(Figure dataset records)

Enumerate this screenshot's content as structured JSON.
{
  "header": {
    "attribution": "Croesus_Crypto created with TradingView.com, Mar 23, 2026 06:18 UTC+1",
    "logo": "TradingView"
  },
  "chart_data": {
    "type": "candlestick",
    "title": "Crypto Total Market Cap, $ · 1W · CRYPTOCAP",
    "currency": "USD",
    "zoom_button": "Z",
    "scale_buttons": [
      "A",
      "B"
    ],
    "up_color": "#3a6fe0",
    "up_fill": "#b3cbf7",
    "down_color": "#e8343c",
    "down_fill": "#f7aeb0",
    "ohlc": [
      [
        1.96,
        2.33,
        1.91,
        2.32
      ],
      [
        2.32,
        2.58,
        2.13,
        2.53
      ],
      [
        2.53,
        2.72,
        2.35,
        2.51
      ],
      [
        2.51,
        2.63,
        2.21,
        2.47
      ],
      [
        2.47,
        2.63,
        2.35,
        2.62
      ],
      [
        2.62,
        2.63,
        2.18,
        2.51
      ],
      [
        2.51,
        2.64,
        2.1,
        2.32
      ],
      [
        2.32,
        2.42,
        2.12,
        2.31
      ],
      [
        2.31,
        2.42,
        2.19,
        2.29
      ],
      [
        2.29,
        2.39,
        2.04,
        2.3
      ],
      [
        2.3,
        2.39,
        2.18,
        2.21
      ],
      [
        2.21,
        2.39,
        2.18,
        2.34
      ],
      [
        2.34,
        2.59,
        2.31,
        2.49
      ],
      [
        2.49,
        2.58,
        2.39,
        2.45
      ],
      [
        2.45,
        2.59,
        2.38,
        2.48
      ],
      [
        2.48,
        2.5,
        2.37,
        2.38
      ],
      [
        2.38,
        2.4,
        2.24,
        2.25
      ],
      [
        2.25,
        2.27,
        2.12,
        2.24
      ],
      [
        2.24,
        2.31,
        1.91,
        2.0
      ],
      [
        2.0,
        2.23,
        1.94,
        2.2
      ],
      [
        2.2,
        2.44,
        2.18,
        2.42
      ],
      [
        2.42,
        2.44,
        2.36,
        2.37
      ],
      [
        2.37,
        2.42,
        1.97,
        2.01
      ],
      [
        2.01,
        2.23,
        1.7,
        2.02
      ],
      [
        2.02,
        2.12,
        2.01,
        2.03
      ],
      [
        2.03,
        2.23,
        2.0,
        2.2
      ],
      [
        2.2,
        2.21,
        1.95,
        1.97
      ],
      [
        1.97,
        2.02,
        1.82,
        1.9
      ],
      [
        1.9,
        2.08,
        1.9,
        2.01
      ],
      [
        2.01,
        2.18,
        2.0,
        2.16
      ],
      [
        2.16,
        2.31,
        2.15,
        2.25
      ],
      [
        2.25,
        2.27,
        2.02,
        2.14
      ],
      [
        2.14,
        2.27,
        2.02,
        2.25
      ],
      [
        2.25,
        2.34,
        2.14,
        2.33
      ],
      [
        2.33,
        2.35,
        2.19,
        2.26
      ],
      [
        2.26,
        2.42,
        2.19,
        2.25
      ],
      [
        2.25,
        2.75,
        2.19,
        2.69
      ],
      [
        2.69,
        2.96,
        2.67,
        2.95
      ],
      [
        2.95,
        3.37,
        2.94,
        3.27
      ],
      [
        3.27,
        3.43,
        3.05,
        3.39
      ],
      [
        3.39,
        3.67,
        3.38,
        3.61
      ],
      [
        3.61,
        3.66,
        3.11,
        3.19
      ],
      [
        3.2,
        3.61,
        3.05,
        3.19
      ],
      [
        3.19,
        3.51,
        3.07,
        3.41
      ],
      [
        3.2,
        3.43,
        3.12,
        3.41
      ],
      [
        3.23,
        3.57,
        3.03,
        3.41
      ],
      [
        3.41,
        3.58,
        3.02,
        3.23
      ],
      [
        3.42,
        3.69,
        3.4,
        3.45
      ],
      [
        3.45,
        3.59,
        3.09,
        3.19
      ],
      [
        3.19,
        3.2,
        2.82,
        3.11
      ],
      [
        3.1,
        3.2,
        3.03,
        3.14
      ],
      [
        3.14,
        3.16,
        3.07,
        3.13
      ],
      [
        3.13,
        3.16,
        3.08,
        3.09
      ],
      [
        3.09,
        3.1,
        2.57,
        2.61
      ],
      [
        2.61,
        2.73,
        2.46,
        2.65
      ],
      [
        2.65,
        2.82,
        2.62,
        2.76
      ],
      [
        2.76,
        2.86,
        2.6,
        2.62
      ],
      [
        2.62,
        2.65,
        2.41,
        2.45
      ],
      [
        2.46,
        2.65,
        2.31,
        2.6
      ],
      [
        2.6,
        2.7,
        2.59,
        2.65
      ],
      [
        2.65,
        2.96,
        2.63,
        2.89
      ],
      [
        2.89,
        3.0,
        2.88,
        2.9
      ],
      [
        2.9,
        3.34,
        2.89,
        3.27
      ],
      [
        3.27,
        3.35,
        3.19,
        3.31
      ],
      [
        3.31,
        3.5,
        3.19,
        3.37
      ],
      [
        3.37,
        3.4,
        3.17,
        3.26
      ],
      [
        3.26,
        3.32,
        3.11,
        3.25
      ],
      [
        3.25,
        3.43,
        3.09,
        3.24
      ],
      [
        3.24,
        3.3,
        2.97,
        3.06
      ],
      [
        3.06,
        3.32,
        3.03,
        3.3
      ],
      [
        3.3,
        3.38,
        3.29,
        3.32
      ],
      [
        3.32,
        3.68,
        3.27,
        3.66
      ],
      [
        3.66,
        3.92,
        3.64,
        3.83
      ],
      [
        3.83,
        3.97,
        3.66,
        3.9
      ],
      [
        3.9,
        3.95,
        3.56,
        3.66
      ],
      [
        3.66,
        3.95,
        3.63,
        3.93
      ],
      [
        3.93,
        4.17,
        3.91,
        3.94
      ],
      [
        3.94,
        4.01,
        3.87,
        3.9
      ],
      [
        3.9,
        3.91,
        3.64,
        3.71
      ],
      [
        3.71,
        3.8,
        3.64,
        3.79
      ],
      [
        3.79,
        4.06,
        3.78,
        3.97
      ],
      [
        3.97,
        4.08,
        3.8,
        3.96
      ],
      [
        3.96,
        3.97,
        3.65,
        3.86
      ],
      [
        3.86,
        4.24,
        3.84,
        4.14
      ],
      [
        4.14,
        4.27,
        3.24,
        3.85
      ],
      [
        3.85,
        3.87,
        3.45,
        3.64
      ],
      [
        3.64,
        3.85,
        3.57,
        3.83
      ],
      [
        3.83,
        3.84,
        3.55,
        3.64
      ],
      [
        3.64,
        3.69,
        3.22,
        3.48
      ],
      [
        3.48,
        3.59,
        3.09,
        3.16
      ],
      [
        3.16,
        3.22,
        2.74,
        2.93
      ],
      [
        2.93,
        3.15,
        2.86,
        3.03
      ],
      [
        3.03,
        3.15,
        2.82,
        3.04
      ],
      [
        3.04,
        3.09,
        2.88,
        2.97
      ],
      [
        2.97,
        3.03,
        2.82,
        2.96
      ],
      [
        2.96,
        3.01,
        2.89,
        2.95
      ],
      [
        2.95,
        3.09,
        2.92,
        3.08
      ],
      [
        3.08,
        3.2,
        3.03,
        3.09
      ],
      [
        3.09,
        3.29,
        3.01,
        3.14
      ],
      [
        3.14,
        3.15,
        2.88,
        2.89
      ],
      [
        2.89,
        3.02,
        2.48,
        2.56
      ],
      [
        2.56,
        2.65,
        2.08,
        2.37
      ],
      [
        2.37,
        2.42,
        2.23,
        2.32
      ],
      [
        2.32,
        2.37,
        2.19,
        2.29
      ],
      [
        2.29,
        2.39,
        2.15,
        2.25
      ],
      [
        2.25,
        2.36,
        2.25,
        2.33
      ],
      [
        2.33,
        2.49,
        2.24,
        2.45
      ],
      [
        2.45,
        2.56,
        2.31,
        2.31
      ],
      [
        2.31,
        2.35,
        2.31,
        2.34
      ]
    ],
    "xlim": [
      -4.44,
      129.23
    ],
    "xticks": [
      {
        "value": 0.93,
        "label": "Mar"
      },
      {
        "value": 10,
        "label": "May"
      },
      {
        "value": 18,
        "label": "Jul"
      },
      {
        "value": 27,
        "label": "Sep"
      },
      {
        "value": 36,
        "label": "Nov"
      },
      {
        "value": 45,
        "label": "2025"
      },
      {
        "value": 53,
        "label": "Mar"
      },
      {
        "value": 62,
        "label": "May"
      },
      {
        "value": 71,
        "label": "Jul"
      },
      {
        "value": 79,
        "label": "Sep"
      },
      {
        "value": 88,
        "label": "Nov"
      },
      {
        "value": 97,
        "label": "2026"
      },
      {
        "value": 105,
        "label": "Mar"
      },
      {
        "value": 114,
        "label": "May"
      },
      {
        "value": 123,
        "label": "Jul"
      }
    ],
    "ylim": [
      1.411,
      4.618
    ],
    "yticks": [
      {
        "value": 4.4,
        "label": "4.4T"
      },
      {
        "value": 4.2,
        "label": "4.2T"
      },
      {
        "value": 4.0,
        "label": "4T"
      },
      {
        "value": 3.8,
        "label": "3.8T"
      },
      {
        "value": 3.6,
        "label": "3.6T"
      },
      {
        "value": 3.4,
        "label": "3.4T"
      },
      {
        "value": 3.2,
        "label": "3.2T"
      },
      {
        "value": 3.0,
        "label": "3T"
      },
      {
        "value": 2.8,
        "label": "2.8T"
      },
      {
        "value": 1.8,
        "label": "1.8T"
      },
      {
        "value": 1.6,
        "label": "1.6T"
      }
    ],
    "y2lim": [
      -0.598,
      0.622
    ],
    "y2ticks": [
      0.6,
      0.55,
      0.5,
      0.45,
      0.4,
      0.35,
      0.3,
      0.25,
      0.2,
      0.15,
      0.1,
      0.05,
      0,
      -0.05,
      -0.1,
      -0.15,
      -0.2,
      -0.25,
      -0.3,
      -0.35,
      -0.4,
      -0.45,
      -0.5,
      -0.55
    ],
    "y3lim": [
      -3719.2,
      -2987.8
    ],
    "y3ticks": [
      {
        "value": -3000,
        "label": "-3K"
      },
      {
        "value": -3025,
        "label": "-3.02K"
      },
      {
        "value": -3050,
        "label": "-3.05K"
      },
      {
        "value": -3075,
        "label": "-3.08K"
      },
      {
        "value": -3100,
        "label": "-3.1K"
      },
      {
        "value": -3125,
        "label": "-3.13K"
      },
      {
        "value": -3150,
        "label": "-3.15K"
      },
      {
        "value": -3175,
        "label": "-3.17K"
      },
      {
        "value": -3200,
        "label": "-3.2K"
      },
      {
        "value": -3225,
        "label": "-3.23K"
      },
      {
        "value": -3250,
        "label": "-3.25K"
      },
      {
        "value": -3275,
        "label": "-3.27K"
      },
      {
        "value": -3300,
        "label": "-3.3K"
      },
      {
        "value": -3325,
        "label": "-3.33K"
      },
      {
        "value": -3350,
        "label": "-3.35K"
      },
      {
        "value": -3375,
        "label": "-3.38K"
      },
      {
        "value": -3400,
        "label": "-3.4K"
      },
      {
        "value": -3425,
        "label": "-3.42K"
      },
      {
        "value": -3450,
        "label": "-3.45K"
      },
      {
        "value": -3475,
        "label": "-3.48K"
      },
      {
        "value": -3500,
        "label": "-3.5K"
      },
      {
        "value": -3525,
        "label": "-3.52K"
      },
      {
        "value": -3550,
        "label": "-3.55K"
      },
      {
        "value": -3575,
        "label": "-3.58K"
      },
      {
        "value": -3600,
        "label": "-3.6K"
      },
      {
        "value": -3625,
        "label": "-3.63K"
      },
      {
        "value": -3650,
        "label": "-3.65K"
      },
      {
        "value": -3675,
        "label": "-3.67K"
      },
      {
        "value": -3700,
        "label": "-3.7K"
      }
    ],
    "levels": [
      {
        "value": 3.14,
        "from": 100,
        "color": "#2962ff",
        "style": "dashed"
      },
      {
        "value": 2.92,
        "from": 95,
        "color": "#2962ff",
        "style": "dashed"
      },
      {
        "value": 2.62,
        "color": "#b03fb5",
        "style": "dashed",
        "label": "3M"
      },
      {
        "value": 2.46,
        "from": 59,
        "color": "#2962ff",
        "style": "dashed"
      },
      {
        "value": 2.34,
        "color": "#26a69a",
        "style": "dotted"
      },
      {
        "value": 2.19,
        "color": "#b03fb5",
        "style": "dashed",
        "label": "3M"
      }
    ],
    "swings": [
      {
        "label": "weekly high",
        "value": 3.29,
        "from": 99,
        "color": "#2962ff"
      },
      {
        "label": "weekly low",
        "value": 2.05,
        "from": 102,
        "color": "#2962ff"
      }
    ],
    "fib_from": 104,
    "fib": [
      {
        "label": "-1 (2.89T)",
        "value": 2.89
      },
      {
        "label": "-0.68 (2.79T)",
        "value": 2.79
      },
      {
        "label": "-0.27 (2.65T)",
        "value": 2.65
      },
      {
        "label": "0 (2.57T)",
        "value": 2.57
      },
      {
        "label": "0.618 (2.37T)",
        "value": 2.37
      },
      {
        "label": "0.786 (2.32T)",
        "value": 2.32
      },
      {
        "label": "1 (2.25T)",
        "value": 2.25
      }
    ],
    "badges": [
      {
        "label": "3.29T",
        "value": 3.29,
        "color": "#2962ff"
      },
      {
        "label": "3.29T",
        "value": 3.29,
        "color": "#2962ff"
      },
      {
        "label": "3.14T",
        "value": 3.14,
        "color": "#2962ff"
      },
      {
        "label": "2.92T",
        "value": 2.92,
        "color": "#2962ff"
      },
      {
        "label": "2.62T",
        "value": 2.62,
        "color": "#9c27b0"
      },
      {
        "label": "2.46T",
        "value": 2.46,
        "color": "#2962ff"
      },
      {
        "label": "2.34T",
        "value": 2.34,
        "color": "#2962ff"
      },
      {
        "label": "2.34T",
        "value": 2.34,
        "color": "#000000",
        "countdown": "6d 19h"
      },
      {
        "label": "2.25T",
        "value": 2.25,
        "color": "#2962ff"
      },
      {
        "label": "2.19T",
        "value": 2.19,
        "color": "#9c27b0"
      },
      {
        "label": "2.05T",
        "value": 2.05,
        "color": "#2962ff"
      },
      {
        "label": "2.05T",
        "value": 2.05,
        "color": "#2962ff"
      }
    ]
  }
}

▶ _Directions for this task_
Go through the lines above. Select every one that has the string "TradingView".

▶ _Task result_
    "attribution": "Croesus_Crypto created with TradingView.com, Mar 23, 2026 06:18 UTC+1",
    "logo": "TradingView"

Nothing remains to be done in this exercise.